Repeat the lines that follow, leaving nothing out.

INPUT DATA -
* START *
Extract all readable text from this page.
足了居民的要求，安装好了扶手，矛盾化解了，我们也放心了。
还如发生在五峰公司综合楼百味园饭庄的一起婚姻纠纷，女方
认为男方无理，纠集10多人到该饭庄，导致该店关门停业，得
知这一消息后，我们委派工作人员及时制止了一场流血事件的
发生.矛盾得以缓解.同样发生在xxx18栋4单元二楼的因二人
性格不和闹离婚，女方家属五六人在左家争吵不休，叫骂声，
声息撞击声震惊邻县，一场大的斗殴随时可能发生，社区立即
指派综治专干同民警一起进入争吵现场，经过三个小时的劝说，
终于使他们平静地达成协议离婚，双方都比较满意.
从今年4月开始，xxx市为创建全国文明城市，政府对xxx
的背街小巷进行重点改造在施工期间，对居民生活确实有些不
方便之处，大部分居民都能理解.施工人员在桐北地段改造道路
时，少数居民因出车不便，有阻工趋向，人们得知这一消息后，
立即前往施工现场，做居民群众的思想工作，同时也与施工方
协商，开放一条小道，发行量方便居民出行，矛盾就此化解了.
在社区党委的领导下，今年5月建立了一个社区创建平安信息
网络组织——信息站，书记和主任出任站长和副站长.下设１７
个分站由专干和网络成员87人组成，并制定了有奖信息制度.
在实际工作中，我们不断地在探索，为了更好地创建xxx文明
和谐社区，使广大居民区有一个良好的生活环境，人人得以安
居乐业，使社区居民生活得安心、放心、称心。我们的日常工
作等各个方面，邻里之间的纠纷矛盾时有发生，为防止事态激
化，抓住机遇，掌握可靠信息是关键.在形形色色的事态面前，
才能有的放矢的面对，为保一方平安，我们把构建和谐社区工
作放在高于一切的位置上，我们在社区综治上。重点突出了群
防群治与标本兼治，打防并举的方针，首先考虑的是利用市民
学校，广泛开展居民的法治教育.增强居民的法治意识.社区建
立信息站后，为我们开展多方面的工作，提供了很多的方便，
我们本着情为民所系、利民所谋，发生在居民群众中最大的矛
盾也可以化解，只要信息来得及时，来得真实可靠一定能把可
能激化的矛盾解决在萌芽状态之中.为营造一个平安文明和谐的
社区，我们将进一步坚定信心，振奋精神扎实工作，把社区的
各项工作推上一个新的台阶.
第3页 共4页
* END *
RESPONSE -
Extract all readable text from this page.
足了居民的要求，安装好了扶手，矛盾化解了，我们也放心了。
还如发生在五峰公司综合楼百味园饭庄的一起婚姻纠纷，女方
认为男方无理，纠集10多人到该饭庄，导致该店关门停业，得
知这一消息后，我们委派工作人员及时制止了一场流血事件的
发生.矛盾得以缓解.同样发生在xxx18栋4单元二楼的因二人
性格不和闹离婚，女方家属五六人在左家争吵不休，叫骂声，
声息撞击声震惊邻县，一场大的斗殴随时可能发生，社区立即
指派综治专干同民警一起进入争吵现场，经过三个小时的劝说，
终于使他们平静地达成协议离婚，双方都比较满意.
从今年4月开始，xxx市为创建全国文明城市，政府对xxx
的背街小巷进行重点改造在施工期间，对居民生活确实有些不
方便之处，大部分居民都能理解.施工人员在桐北地段改造道路
时，少数居民因出车不便，有阻工趋向，人们得知这一消息后，
立即前往施工现场，做居民群众的思想工作，同时也与施工方
协商，开放一条小道，发行量方便居民出行，矛盾就此化解了.
在社区党委的领导下，今年5月建立了一个社区创建平安信息
网络组织——信息站，书记和主任出任站长和副站长.下设１７
个分站由专干和网络成员87人组成，并制定了有奖信息制度.
在实际工作中，我们不断地在探索，为了更好地创建xxx文明
和谐社区，使广大居民区有一个良好的生活环境，人人得以安
居乐业，使社区居民生活得安心、放心、称心。我们的日常工
作等各个方面，邻里之间的纠纷矛盾时有发生，为防止事态激
化，抓住机遇，掌握可靠信息是关键.在形形色色的事态面前，
才能有的放矢的面对，为保一方平安，我们把构建和谐社区工
作放在高于一切的位置上，我们在社区综治上。重点突出了群
防群治与标本兼治，打防并举的方针，首先考虑的是利用市民
学校，广泛开展居民的法治教育.增强居民的法治意识.社区建
立信息站后，为我们开展多方面的工作，提供了很多的方便，
我们本着情为民所系、利民所谋，发生在居民群众中最大的矛
盾也可以化解，只要信息来得及时，来得真实可靠一定能把可
能激化的矛盾解决在萌芽状态之中.为营造一个平安文明和谐的
社区，我们将进一步坚定信心，振奋精神扎实工作，把社区的
各项工作推上一个新的台阶.
第3页 共4页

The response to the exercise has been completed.